• TASK TO CARRY OUT: Using the data below, tally the lines that include the string "text". Only the number is wanted.

• RECORDS SHOWN:
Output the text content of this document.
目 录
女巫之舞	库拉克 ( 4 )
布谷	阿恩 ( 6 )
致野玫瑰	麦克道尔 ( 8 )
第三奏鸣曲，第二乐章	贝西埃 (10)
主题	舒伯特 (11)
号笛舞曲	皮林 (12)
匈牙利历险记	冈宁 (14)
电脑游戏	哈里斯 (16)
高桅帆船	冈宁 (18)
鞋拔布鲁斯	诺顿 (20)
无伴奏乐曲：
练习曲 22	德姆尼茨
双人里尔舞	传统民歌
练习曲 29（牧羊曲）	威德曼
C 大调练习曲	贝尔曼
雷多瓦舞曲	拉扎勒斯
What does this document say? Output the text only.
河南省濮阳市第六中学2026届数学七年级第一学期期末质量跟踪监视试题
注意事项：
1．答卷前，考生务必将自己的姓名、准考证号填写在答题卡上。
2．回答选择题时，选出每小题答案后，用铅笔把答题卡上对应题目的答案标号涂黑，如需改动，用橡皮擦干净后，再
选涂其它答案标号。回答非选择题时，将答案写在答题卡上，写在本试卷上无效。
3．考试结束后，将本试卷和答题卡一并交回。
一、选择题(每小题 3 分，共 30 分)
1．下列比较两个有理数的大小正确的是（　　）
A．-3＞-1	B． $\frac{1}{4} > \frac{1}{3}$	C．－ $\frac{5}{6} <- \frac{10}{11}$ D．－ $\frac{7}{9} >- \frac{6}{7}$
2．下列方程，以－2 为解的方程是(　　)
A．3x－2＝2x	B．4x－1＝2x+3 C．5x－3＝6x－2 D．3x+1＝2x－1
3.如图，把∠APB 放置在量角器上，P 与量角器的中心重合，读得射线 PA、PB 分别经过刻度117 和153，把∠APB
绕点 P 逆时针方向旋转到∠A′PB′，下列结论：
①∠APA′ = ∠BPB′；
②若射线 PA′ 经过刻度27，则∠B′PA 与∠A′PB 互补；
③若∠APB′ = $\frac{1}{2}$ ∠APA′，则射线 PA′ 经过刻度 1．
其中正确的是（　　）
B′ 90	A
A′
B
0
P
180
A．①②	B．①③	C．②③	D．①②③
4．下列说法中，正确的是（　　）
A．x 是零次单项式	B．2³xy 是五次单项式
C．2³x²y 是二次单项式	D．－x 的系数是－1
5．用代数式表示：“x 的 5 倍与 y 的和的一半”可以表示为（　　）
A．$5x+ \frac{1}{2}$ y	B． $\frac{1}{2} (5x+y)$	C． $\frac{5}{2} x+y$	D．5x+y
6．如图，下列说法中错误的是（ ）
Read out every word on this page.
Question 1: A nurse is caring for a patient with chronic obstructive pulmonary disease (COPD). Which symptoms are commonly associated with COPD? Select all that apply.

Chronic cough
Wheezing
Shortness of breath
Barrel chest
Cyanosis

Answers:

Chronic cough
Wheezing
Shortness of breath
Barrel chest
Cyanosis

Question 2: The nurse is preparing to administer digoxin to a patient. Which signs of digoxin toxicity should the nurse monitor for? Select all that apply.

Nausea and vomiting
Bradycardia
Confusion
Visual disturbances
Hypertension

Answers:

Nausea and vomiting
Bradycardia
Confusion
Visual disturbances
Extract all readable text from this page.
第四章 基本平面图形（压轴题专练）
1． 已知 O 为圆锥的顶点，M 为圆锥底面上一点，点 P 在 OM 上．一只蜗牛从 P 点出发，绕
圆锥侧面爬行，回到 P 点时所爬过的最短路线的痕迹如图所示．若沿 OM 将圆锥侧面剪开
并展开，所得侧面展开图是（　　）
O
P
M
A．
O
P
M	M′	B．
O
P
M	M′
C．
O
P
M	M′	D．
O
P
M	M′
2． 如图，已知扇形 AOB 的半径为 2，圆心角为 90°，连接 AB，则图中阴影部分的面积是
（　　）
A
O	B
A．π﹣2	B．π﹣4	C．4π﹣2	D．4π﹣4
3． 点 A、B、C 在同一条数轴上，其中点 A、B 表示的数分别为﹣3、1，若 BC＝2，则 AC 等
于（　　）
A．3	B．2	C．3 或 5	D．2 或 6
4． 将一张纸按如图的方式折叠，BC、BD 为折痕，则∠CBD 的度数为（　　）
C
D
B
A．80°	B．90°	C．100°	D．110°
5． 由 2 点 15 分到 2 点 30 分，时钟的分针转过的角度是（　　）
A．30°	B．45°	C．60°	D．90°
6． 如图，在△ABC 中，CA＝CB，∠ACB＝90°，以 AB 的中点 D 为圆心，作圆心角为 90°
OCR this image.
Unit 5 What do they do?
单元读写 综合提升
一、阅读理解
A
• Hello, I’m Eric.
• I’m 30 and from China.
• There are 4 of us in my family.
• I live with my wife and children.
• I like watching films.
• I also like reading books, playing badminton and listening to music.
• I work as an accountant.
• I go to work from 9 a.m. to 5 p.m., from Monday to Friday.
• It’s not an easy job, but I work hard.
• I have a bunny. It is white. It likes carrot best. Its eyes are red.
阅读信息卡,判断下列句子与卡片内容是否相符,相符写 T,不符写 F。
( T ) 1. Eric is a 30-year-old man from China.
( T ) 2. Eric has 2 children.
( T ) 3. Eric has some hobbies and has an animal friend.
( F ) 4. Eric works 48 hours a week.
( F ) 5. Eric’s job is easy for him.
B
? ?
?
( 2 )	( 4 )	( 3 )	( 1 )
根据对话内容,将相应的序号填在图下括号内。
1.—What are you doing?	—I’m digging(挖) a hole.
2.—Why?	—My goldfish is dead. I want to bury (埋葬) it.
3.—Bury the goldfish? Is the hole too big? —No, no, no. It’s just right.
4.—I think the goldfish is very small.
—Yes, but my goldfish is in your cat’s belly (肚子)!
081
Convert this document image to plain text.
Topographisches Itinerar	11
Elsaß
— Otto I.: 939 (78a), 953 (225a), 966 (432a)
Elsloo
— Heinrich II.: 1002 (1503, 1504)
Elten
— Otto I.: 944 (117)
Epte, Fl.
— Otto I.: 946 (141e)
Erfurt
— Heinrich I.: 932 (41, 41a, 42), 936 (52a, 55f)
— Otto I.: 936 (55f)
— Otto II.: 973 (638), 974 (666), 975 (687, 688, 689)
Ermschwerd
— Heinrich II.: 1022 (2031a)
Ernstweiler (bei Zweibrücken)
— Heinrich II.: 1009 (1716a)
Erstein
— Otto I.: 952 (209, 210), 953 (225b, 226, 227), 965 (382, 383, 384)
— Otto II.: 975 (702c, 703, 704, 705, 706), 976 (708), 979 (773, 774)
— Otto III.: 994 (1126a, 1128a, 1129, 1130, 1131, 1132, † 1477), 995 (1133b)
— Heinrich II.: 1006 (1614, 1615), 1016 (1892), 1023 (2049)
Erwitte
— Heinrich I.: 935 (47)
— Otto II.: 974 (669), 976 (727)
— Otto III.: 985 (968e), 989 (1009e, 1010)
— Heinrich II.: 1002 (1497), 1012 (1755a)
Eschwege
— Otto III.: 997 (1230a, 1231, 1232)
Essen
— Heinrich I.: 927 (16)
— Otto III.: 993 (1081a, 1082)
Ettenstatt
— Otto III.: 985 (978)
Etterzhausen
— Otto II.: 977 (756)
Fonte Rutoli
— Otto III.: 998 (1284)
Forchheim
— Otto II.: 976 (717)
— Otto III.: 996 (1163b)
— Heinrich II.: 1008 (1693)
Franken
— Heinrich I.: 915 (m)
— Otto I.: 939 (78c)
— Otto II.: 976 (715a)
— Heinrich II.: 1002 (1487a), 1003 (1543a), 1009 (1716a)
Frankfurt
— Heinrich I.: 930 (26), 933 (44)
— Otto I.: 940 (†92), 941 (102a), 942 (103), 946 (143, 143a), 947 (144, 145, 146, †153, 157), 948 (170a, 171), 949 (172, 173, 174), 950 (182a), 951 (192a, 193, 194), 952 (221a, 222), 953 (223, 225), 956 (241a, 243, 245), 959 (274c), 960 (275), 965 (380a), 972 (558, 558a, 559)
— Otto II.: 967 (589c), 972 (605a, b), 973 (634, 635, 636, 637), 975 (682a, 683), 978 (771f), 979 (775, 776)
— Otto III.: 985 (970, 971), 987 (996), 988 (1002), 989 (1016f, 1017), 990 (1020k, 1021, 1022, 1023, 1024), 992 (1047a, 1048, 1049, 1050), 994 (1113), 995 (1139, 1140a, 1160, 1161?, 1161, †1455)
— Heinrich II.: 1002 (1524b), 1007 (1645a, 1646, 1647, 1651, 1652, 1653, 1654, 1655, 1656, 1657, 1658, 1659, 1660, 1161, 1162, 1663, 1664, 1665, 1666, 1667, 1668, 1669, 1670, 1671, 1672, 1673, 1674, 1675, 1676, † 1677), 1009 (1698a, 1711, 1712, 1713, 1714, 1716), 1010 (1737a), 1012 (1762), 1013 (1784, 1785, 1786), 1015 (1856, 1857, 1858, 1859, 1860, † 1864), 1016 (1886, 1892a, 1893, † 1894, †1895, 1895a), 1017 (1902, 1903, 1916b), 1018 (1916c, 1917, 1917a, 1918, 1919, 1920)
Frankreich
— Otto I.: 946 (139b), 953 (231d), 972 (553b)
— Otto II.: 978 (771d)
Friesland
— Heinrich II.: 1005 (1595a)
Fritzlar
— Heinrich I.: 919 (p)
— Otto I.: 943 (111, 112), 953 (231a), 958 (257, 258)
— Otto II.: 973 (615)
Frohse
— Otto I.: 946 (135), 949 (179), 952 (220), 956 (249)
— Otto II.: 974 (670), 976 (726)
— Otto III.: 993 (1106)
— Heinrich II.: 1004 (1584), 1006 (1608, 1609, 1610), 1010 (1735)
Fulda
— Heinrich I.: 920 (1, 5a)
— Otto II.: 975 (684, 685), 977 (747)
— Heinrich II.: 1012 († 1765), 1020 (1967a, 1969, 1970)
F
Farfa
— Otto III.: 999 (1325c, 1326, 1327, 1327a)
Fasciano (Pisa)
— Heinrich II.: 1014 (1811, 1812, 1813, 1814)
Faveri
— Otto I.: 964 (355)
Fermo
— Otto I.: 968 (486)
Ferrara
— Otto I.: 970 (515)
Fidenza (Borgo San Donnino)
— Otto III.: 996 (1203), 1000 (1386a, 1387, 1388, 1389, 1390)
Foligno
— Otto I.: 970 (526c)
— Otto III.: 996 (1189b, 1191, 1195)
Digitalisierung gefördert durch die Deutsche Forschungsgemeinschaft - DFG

• RESPONSE TO THE TASK: 4